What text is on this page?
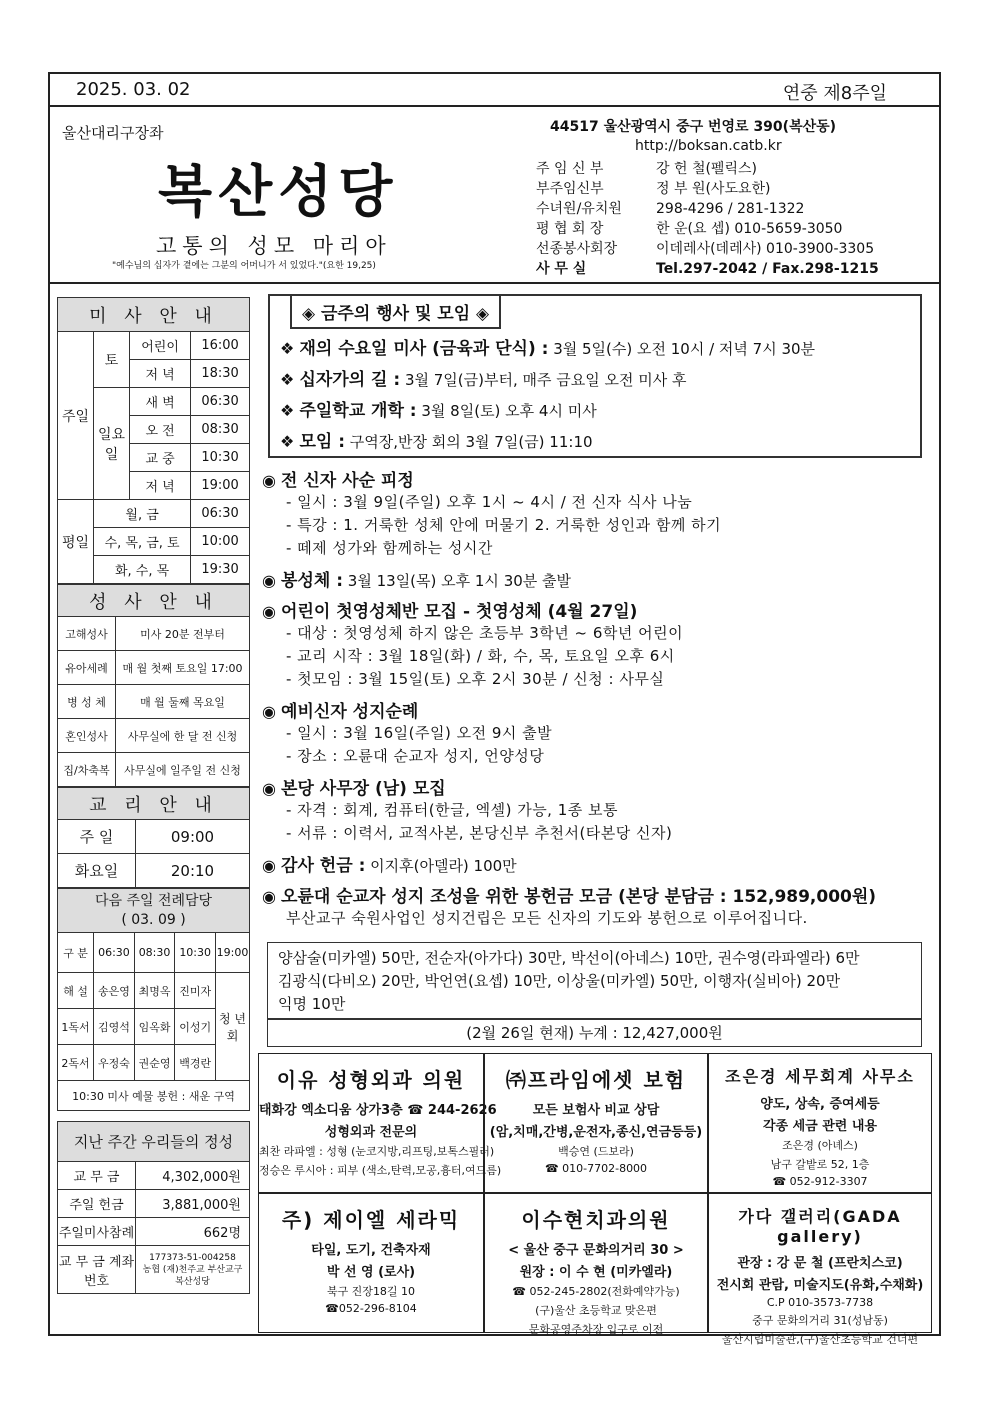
2025. 03. 02	연중 제8주일
울산대리구장좌
복산성당
고통의 성모 마리아
"예수님의 십자가 곁에는 그분의 어머니가 서 있었다."(요한 19,25)
44517 울산광역시 중구 번영로 390(복산동)
http://boksan.catb.kr
주 임 신 부	강 헌 철(펠릭스)
부주임신부	정 부 원(사도요한)
수녀원/유치원 298-4296 / 281-1322
평 협 회 장	한 운(요 셉) 010-5659-3050
선종봉사회장	이데레사(데레사) 010-3900-3305
사 무 실	Tel.297-2042 / Fax.298-1215
미 사 안 내			
주일	토	어린이	16:00
		저 녁	18:30
	일요일	새 벽	06:30
		오 전	08:30
		교 중	10:30
		저 녁	19:00
평일	월, 금		06:30
	수, 목, 금, 토		10:00
	화, 수, 목		19:30
성 사 안 내	
고해성사	미사 20분 전부터
유아세례	매 월 첫째 토요일 17:00
병 성 체	매 월 둘째 목요일
혼인성사	사무실에 한 달 전 신청
집/차축복	사무실에 일주일 전 신청
교 리 안 내	
주 일	09:00
화요일	20:10
다음 주일 전례담당
( 03. 09 )				

구 분	06:30	08:30	10:30	19:00
해 설	송은영	최명옥	진미자	청 년 회
1독서	김영석	임옥화	이성기	
2독서	우정숙	권순영	백경란	
10:30 미사 예물 봉헌 : 새운 구역				
지난 주간 우리들의 정성	
교 무 금	4,302,000원
주일 헌금	3,881,000원
주일미사참례	662명
교 무 금 계좌번호	177373-51-004258
농협 (재)천주교 부산교구
복산성당
◈ 금주의 행사 및 모임 ◈
❖ 재의 수요일 미사 (금육과 단식) : 3월 5일(수) 오전 10시 / 저녁 7시 30분
❖ 십자가의 길 : 3월 7일(금)부터, 매주 금요일 오전 미사 후
❖ 주일학교 개학 : 3월 8일(토) 오후 4시 미사
❖ 모임 : 구역장,반장 회의 3월 7일(금) 11:10
◉ 전 신자 사순 피정
- 일시 : 3월 9일(주일) 오후 1시 ~ 4시 / 전 신자 식사 나눔
- 특강 : 1. 거룩한 성체 안에 머물기 2. 거룩한 성인과 함께 하기
- 떼제 성가와 함께하는 성시간
◉ 봉성체 : 3월 13일(목) 오후 1시 30분 출발
◉ 어린이 첫영성체반 모집 - 첫영성체 (4월 27일)
- 대상 : 첫영성체 하지 않은 초등부 3학년 ~ 6학년 어린이
- 교리 시작 : 3월 18일(화) / 화, 수, 목, 토요일 오후 6시
- 첫모임 : 3월 15일(토) 오후 2시 30분 / 신청 : 사무실
◉ 예비신자 성지순례
- 일시 : 3월 16일(주일) 오전 9시 출발
- 장소 : 오륜대 순교자 성지, 언양성당
◉ 본당 사무장 (남) 모집
- 자격 : 회계, 컴퓨터(한글, 엑셀) 가능, 1종 보통
- 서류 : 이력서, 교적사본, 본당신부 추천서(타본당 신자)
◉ 감사 헌금 : 이지후(아델라) 100만
◉ 오륜대 순교자 성지 조성을 위한 봉헌금 모금 (본당 분담금 : 152,989,000원)
부산교구 숙원사업인 성지건립은 모든 신자의 기도와 봉헌으로 이루어집니다.
양삼술(미카엘) 50만, 전순자(아가다) 30만, 박선이(아네스) 10만, 권수영(라파엘라) 6만
김광식(다비오) 20만, 박언연(요셉) 10만, 이상울(미카엘) 50만, 이행자(실비아) 20만
익명 10만
(2월 26일 현재) 누계 : 12,427,000원
이유 성형외과 의원
태화강 엑소디움 상가3층 ☎ 244-2626
성형외과 전문의
최찬 라파엘 : 성형 (눈코지방,리프팅,보톡스필러)
정승은 루시아 : 피부 (색소,탄력,모공,흉터,여드름)
㈜프라임에셋 보험
모든 보험사 비교 상담
(암,치매,간병,운전자,종신,연금등등)
백승연 (드보라)
☎ 010-7702-8000
조은경 세무회계 사무소
양도, 상속, 증여세등
각종 세금 관련 내용
조은경 (아녜스)
남구 갈밭로 52, 1층
☎ 052-912-3307
주) 제이엘 세라믹
타일, 도기, 건축자재
박 선 영 (로사)
북구 진장18길 10
☎052-296-8104
이수현치과의원
< 울산 중구 문화의거리 30 >
원장 : 이 수 현 (미카엘라)
☎ 052-245-2802(전화예약가능)
(구)울산 초등학교 맞은편
문화공영주차장 입구로 이전
가다 갤러리(GADA gallery)
관장 : 강 문 철 (프란치스코)
전시회 관람, 미술지도(유화,수채화)
C.P 010-3573-7738
중구 문화의거리 31(성남동)
울산시립미술관,(구)울산초등학교 건너편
########################################
▶ _DIRECTIONS_
Extract every line of the data exactly; pictures stay out.

▶ _OUTPUT FOR THIS EXERCISE_
What text is on this page?
2025. 03. 02	연중 제8주일
울산대리구장좌
복산성당
고통의 성모 마리아
"예수님의 십자가 곁에는 그분의 어머니가 서 있었다."(요한 19,25)
44517 울산광역시 중구 번영로 390(복산동)
http://boksan.catb.kr
주 임 신 부	강 헌 철(펠릭스)
부주임신부	정 부 원(사도요한)
수녀원/유치원 298-4296 / 281-1322
평 협 회 장	한 운(요 셉) 010-5659-3050
선종봉사회장	이데레사(데레사) 010-3900-3305
사 무 실	Tel.297-2042 / Fax.298-1215
미 사 안 내			
주일	토	어린이	16:00
		저 녁	18:30
	일요일	새 벽	06:30
		오 전	08:30
		교 중	10:30
		저 녁	19:00
평일	월, 금		06:30
	수, 목, 금, 토		10:00
	화, 수, 목		19:30
성 사 안 내	
고해성사	미사 20분 전부터
유아세례	매 월 첫째 토요일 17:00
병 성 체	매 월 둘째 목요일
혼인성사	사무실에 한 달 전 신청
집/차축복	사무실에 일주일 전 신청
교 리 안 내	
주 일	09:00
화요일	20:10
다음 주일 전례담당
( 03. 09 )				

구 분	06:30	08:30	10:30	19:00
해 설	송은영	최명옥	진미자	청 년 회
1독서	김영석	임옥화	이성기	
2독서	우정숙	권순영	백경란	
10:30 미사 예물 봉헌 : 새운 구역				
지난 주간 우리들의 정성	
교 무 금	4,302,000원
주일 헌금	3,881,000원
주일미사참례	662명
교 무 금 계좌번호	177373-51-004258
농협 (재)천주교 부산교구
복산성당
◈ 금주의 행사 및 모임 ◈
❖ 재의 수요일 미사 (금육과 단식) : 3월 5일(수) 오전 10시 / 저녁 7시 30분
❖ 십자가의 길 : 3월 7일(금)부터, 매주 금요일 오전 미사 후
❖ 주일학교 개학 : 3월 8일(토) 오후 4시 미사
❖ 모임 : 구역장,반장 회의 3월 7일(금) 11:10
◉ 전 신자 사순 피정
- 일시 : 3월 9일(주일) 오후 1시 ~ 4시 / 전 신자 식사 나눔
- 특강 : 1. 거룩한 성체 안에 머물기 2. 거룩한 성인과 함께 하기
- 떼제 성가와 함께하는 성시간
◉ 봉성체 : 3월 13일(목) 오후 1시 30분 출발
◉ 어린이 첫영성체반 모집 - 첫영성체 (4월 27일)
- 대상 : 첫영성체 하지 않은 초등부 3학년 ~ 6학년 어린이
- 교리 시작 : 3월 18일(화) / 화, 수, 목, 토요일 오후 6시
- 첫모임 : 3월 15일(토) 오후 2시 30분 / 신청 : 사무실
◉ 예비신자 성지순례
- 일시 : 3월 16일(주일) 오전 9시 출발
- 장소 : 오륜대 순교자 성지, 언양성당
◉ 본당 사무장 (남) 모집
- 자격 : 회계, 컴퓨터(한글, 엑셀) 가능, 1종 보통
- 서류 : 이력서, 교적사본, 본당신부 추천서(타본당 신자)
◉ 감사 헌금 : 이지후(아델라) 100만
◉ 오륜대 순교자 성지 조성을 위한 봉헌금 모금 (본당 분담금 : 152,989,000원)
부산교구 숙원사업인 성지건립은 모든 신자의 기도와 봉헌으로 이루어집니다.
양삼술(미카엘) 50만, 전순자(아가다) 30만, 박선이(아네스) 10만, 권수영(라파엘라) 6만
김광식(다비오) 20만, 박언연(요셉) 10만, 이상울(미카엘) 50만, 이행자(실비아) 20만
익명 10만
(2월 26일 현재) 누계 : 12,427,000원
이유 성형외과 의원
태화강 엑소디움 상가3층 ☎ 244-2626
성형외과 전문의
최찬 라파엘 : 성형 (눈코지방,리프팅,보톡스필러)
정승은 루시아 : 피부 (색소,탄력,모공,흉터,여드름)
㈜프라임에셋 보험
모든 보험사 비교 상담
(암,치매,간병,운전자,종신,연금등등)
백승연 (드보라)
☎ 010-7702-8000
조은경 세무회계 사무소
양도, 상속, 증여세등
각종 세금 관련 내용
조은경 (아녜스)
남구 갈밭로 52, 1층
☎ 052-912-3307
주) 제이엘 세라믹
타일, 도기, 건축자재
박 선 영 (로사)
북구 진장18길 10
☎052-296-8104
이수현치과의원
< 울산 중구 문화의거리 30 >
원장 : 이 수 현 (미카엘라)
☎ 052-245-2802(전화예약가능)
(구)울산 초등학교 맞은편
문화공영주차장 입구로 이전
가다 갤러리(GADA gallery)
관장 : 강 문 철 (프란치스코)
전시회 관람, 미술지도(유화,수채화)
C.P 010-3573-7738
중구 문화의거리 31(성남동)
울산시립미술관,(구)울산초등학교 건너편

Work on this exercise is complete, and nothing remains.